■ Document extract:
<<<<
Caren Morrison

Assistant Professor of Law

Caren Myers Morrison joined the College of Law in 2009.  She teaches Criminal Procedure: Investigations, Criminal Procedure: Adjudication, and Evidence.  Professor Morrison served as an Assistant U.S. Attorney in Eastern District of New York from 2001 to 2006, where she prosecuted international narcotics traffickers and organized crime groups.  Her current research focuses on the impact of electronic information on the criminal justice system.  

Professor Morrison graduated from Columbia Law School, where she was a James Kent Scholar (1996-97), a Harlan Fiske Stone Scholar (1994-96), and a Notes Editor of the Columbia Law Review.  After graduation, she clerked for the Honorable Eugene H. Nickerson, United States District Court for the Eastern District of New York, and for the Honorable John M. Walker, Jr., United States Court of Appeals for the Second Circuit.  From 2006 to 2009, she was Acting Assistant Professor at New York University School of Law.  Before law school, Professor Morrison trained as a journalist at London's City University and worked as freelance journalist in London for seven years.
>>>>
■ Written problem 1: Reproduce verbatim the records between the line containing "Decompose this screenshot" and the line containing "item-label: (2) 手雷-能量核心 [352,1975,600,1999]", inclusive.

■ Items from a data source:
<<<<
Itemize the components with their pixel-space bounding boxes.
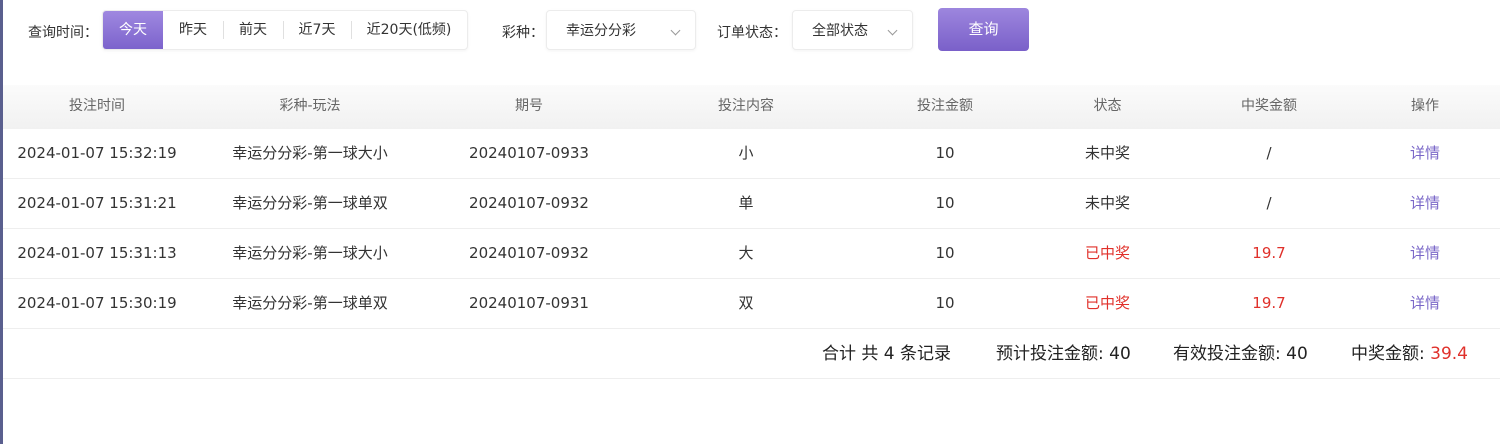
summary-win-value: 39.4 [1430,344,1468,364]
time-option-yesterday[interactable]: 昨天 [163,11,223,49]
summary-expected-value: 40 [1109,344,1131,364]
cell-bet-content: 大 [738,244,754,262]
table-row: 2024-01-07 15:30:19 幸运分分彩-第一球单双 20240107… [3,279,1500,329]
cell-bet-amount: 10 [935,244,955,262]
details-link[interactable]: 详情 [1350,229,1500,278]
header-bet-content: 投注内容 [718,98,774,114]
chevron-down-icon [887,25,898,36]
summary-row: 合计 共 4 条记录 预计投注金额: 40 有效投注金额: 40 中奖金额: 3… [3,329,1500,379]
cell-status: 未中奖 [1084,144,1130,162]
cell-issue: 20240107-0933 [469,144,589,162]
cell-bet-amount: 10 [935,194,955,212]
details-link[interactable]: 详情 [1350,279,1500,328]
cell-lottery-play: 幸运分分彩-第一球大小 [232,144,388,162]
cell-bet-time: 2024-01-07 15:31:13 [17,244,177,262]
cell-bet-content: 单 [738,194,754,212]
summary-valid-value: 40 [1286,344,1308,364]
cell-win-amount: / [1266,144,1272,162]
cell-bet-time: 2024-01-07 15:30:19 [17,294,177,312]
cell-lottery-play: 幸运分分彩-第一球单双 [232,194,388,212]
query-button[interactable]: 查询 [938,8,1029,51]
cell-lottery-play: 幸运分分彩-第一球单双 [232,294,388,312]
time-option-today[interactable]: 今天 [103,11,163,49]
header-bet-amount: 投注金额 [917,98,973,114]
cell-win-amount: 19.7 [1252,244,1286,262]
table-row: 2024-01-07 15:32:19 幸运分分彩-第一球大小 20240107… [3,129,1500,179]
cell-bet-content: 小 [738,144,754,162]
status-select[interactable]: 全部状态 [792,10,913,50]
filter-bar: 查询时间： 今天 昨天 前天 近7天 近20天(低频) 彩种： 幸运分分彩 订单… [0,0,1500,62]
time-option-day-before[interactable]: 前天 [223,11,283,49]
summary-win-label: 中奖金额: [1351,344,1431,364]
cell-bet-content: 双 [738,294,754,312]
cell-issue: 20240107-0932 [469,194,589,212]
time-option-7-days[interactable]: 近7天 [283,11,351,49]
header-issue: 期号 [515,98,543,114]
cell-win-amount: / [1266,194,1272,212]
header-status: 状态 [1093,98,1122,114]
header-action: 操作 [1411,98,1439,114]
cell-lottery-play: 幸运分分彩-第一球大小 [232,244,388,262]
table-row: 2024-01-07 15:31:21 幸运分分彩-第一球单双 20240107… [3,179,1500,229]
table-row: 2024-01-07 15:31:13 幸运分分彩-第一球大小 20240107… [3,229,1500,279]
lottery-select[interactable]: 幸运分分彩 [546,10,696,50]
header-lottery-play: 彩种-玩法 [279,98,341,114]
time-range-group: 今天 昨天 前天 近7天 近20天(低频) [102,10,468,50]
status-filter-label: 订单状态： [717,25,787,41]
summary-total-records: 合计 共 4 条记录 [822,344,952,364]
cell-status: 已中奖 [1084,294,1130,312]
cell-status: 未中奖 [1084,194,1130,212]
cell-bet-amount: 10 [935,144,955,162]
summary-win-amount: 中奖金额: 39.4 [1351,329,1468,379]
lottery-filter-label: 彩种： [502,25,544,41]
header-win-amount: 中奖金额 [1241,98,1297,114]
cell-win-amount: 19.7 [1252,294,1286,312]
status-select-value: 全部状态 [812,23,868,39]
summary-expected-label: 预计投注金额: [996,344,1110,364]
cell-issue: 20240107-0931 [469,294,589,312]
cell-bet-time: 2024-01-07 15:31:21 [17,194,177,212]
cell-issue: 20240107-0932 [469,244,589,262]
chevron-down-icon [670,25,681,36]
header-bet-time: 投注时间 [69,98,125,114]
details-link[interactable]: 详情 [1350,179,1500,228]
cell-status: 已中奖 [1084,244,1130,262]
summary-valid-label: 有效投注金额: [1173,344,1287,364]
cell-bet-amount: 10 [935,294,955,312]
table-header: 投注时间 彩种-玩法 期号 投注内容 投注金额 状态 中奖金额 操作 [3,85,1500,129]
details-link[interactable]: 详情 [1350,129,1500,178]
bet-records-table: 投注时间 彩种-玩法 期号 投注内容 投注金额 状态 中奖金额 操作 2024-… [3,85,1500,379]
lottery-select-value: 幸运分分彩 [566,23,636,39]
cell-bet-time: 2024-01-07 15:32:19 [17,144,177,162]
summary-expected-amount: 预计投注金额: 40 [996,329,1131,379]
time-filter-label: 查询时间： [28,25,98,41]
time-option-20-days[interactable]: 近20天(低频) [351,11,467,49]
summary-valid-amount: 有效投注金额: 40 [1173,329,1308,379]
>>>>
<<<<
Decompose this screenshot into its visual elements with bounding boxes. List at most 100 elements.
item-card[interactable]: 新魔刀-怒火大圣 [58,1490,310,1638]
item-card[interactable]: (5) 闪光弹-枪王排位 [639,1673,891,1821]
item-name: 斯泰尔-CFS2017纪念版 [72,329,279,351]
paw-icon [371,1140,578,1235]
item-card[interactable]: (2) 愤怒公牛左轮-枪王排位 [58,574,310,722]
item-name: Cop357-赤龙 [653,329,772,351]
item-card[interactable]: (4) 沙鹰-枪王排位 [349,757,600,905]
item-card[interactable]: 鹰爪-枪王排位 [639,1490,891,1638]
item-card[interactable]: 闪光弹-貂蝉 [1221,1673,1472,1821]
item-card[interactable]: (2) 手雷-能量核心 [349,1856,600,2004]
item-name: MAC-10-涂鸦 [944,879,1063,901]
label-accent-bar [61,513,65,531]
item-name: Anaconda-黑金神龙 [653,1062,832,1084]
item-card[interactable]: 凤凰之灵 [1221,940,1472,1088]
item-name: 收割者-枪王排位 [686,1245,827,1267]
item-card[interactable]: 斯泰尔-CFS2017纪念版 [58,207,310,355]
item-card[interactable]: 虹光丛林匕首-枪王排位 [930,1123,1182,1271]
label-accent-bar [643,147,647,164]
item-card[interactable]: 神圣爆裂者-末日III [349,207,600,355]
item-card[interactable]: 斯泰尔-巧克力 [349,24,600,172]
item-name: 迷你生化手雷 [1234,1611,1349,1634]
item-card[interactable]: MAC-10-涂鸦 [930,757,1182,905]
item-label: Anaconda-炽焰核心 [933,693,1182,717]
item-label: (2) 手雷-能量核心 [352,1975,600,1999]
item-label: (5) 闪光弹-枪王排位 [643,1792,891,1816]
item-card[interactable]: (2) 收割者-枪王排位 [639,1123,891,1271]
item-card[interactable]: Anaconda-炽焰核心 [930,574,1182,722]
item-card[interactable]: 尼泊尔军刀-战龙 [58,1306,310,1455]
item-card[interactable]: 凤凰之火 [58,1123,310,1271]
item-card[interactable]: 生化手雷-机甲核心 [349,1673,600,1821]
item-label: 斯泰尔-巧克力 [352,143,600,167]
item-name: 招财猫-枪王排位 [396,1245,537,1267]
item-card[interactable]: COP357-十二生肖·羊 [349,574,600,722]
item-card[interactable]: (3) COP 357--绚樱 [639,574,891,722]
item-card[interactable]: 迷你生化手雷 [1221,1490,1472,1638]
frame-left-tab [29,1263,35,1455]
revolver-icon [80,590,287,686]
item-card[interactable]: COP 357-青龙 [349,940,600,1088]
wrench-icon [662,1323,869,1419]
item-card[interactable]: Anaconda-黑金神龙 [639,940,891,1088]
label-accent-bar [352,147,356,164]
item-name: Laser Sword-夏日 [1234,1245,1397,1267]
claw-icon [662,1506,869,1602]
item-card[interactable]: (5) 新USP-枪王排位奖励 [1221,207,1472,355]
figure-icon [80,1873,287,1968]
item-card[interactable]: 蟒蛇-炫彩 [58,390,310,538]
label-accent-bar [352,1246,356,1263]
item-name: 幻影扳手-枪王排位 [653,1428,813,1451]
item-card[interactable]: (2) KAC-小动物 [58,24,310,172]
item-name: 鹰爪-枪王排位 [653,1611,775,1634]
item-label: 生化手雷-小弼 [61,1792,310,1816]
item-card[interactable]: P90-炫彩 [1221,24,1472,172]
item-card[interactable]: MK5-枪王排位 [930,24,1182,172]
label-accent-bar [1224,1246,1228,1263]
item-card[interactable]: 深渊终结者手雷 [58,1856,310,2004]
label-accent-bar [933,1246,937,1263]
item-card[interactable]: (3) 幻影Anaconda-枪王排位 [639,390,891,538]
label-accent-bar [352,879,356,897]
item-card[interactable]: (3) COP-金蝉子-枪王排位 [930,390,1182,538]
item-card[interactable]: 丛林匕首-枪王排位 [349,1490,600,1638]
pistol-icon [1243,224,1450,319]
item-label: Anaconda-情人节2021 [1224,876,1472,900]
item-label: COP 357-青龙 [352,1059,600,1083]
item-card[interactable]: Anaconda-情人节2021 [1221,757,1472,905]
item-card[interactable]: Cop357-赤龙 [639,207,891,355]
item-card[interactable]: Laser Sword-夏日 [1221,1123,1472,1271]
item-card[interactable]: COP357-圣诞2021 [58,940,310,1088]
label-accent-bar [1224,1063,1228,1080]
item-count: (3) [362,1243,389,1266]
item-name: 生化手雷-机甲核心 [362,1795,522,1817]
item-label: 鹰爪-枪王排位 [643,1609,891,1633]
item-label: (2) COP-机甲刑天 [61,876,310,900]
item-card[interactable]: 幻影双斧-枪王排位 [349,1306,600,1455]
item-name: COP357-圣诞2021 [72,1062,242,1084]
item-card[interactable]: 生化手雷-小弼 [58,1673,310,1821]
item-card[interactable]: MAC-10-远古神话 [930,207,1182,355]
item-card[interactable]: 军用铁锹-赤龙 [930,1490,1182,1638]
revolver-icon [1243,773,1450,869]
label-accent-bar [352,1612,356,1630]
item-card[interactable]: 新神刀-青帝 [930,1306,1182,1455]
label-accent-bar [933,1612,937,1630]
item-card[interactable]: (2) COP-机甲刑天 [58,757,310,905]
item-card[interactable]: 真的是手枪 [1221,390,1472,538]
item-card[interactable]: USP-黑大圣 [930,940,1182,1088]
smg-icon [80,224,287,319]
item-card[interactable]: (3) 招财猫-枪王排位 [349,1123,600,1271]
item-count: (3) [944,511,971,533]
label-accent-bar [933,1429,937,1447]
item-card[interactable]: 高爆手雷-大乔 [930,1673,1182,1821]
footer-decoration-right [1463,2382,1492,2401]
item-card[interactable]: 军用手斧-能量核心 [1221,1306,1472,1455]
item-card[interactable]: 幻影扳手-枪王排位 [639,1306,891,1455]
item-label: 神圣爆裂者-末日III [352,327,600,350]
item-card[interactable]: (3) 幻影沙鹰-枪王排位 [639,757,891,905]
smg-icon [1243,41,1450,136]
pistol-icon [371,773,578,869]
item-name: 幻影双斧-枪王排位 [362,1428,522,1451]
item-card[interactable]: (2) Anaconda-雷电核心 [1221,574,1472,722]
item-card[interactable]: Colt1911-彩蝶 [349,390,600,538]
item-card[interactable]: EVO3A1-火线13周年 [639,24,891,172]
>>>>
■ Written problem 2: Extend the faculty profile of Caren Morrison, picking up after its final sentence.

■ Expected output 1:
Decompose this screenshot into its visual elements with bounding boxes. List at most 100 elements.
item-card[interactable]: 新魔刀-怒火大圣 [58,1490,310,1638]
item-card[interactable]: (5) 闪光弹-枪王排位 [639,1673,891,1821]
item-name: 斯泰尔-CFS2017纪念版 [72,329,279,351]
paw-icon [371,1140,578,1235]
item-card[interactable]: (2) 愤怒公牛左轮-枪王排位 [58,574,310,722]
item-name: Cop357-赤龙 [653,329,772,351]
item-card[interactable]: (4) 沙鹰-枪王排位 [349,757,600,905]
item-card[interactable]: 鹰爪-枪王排位 [639,1490,891,1638]
item-card[interactable]: 闪光弹-貂蝉 [1221,1673,1472,1821]
item-card[interactable]: (2) 手雷-能量核心 [349,1856,600,2004]
item-name: MAC-10-涂鸦 [944,879,1063,901]
label-accent-bar [61,513,65,531]
item-name: Anaconda-黑金神龙 [653,1062,832,1084]
item-card[interactable]: 凤凰之灵 [1221,940,1472,1088]
item-name: 收割者-枪王排位 [686,1245,827,1267]
item-card[interactable]: 斯泰尔-CFS2017纪念版 [58,207,310,355]
item-card[interactable]: 虹光丛林匕首-枪王排位 [930,1123,1182,1271]
label-accent-bar [643,147,647,164]
item-card[interactable]: 神圣爆裂者-末日III [349,207,600,355]
item-card[interactable]: 斯泰尔-巧克力 [349,24,600,172]
item-name: 迷你生化手雷 [1234,1611,1349,1634]
item-card[interactable]: MAC-10-涂鸦 [930,757,1182,905]
item-label: Anaconda-炽焰核心 [933,693,1182,717]
item-label: (2) 手雷-能量核心 [352,1975,600,1999]

■ Expected output 2:
Professor Morrison's current article, Jury 2.0, explores the impact of the Internet on the functioning of the jury and details the ways in which juror Internet use interferes with the rules governing both the functional and symbolic role of the jury.  Her most recent article, Privacy, Accountability, and the Cooperating Defendant: Towards a New Role for Internet Access to Court Records, 62 VAND. L. REV. 921 (2009), was published in the Vanderbilt Law Review.  The article examines the ways in which online access to court records affects prosecutorial accountability, particularly in the context of recruiting and rewarding cooperating defendants.  The article offers suggestions for improving the content and transparency of the information in court records while placing limits on its electronic dissemination.  She previously wrote on expanding the participation of the defendant in death penalty sentencing in her Note, Encouraging Allocution at Capital Sentencing: A Proposal for Use Immunity, 97 Colum. L. Rev. 787 (1997).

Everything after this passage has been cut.